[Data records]

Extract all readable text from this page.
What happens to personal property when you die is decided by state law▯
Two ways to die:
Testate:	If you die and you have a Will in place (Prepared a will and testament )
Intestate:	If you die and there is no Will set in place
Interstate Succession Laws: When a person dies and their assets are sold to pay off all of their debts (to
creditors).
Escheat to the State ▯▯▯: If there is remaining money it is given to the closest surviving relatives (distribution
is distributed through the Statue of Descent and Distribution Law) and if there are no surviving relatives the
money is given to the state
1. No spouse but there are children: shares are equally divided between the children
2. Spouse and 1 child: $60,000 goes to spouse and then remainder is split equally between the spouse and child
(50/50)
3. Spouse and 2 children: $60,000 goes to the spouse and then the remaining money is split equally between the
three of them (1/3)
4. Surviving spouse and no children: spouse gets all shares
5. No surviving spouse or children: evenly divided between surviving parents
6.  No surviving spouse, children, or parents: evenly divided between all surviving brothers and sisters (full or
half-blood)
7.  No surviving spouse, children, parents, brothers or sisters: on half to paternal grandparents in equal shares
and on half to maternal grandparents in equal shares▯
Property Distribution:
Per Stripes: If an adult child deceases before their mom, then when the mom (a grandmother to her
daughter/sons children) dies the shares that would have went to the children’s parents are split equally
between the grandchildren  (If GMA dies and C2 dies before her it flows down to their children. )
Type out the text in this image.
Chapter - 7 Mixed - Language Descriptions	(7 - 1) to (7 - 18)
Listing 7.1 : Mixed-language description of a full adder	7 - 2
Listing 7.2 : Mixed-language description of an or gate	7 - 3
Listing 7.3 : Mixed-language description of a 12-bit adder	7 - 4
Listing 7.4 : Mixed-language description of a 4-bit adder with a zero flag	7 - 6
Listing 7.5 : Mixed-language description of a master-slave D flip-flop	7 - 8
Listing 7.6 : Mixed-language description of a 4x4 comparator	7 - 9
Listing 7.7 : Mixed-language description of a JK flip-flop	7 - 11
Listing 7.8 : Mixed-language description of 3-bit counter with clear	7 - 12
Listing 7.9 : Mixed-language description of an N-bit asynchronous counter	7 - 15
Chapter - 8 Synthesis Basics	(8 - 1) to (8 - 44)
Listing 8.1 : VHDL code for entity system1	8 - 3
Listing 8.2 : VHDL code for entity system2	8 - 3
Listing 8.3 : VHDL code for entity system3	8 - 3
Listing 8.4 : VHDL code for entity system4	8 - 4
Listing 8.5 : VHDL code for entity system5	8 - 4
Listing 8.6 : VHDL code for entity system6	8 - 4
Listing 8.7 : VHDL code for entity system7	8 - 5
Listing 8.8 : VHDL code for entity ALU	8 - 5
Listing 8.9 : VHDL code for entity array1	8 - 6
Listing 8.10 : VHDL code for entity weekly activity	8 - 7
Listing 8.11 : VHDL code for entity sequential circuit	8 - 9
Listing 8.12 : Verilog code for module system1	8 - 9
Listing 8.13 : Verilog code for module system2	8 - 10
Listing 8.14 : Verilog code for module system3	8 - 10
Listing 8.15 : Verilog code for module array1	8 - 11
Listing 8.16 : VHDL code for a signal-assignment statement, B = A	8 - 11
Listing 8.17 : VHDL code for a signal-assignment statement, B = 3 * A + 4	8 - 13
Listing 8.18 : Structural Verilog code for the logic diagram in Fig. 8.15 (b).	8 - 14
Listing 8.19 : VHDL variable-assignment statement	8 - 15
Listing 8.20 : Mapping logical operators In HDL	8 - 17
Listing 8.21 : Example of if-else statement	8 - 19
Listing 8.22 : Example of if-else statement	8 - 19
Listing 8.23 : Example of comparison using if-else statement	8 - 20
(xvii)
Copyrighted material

→ **WHAT YOU HAVE TO DO**
State the number of lines above that hold the string "given", with nothing added.

→ **WRITTEN RESPONSE**
2